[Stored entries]
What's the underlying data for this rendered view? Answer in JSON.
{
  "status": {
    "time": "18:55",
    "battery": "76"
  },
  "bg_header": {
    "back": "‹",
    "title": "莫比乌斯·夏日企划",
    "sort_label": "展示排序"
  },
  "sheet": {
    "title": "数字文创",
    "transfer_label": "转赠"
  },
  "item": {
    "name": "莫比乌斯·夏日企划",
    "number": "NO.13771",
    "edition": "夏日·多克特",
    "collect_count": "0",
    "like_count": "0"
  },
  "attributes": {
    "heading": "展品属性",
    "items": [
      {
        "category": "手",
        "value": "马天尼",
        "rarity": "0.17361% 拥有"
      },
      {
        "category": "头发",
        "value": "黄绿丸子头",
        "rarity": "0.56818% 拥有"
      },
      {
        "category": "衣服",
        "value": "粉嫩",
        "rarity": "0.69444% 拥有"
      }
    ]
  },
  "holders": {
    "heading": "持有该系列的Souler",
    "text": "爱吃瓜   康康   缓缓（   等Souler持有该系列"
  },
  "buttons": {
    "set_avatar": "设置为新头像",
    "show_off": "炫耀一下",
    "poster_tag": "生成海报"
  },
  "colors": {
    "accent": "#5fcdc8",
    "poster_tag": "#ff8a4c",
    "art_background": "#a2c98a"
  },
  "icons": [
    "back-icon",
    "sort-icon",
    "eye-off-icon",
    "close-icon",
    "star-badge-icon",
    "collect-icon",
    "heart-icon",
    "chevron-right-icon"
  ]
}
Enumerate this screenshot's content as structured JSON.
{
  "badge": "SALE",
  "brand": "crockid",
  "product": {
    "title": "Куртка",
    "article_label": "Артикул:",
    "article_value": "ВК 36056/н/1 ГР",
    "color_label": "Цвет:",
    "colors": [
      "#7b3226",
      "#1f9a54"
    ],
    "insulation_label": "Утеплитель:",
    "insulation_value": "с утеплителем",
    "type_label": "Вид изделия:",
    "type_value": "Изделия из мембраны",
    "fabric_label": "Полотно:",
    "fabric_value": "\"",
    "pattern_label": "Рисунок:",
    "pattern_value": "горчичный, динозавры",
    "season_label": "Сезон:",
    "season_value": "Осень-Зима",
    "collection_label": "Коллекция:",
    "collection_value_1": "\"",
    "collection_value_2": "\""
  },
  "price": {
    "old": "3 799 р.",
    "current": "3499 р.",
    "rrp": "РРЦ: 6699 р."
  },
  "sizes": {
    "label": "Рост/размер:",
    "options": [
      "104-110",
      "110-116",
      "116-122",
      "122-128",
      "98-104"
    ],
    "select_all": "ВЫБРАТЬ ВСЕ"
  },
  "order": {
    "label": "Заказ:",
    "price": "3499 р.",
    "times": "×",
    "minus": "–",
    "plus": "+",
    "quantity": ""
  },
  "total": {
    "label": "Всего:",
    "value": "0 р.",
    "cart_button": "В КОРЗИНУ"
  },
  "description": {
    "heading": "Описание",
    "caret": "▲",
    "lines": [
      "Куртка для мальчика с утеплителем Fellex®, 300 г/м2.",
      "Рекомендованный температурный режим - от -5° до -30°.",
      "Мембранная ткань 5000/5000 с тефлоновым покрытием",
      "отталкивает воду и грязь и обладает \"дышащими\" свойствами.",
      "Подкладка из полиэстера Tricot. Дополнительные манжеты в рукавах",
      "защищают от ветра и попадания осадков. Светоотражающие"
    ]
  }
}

Aim of the exercise — Could you give again exactly the lines from the line containing "Enumerate this screenshot's" through the final line of the data above, and no others?

Complete answer —
Enumerate this screenshot's content as structured JSON.
{
  "badge": "SALE",
  "brand": "crockid",
  "product": {
    "title": "Куртка",
    "article_label": "Артикул:",
    "article_value": "ВК 36056/н/1 ГР",
    "color_label": "Цвет:",
    "colors": [
      "#7b3226",
      "#1f9a54"
    ],
    "insulation_label": "Утеплитель:",
    "insulation_value": "с утеплителем",
    "type_label": "Вид изделия:",
    "type_value": "Изделия из мембраны",
    "fabric_label": "Полотно:",
    "fabric_value": "\"",
    "pattern_label": "Рисунок:",
    "pattern_value": "горчичный, динозавры",
    "season_label": "Сезон:",
    "season_value": "Осень-Зима",
    "collection_label": "Коллекция:",
    "collection_value_1": "\"",
    "collection_value_2": "\""
  },
  "price": {
    "old": "3 799 р.",
    "current": "3499 р.",
    "rrp": "РРЦ: 6699 р."
  },
  "sizes": {
    "label": "Рост/размер:",
    "options": [
      "104-110",
      "110-116",
      "116-122",
      "122-128",
      "98-104"
    ],
    "select_all": "ВЫБРАТЬ ВСЕ"
  },
  "order": {
    "label": "Заказ:",
    "price": "3499 р.",
    "times": "×",
    "minus": "–",
    "plus": "+",
    "quantity": ""
  },
  "total": {
    "label": "Всего:",
    "value": "0 р.",
    "cart_button": "В КОРЗИНУ"
  },
  "description": {
    "heading": "Описание",
    "caret": "▲",
    "lines": [
      "Куртка для мальчика с утеплителем Fellex®, 300 г/м2.",
      "Рекомендованный температурный режим - от -5° до -30°.",
      "Мембранная ткань 5000/5000 с тефлоновым покрытием",
      "отталкивает воду и грязь и обладает \"дышащими\" свойствами.",
      "Подкладка из полиэстера Tricot. Дополнительные манжеты в рукавах",
      "защищают от ветра и попадания осадков. Светоотражающие"
    ]
  }
}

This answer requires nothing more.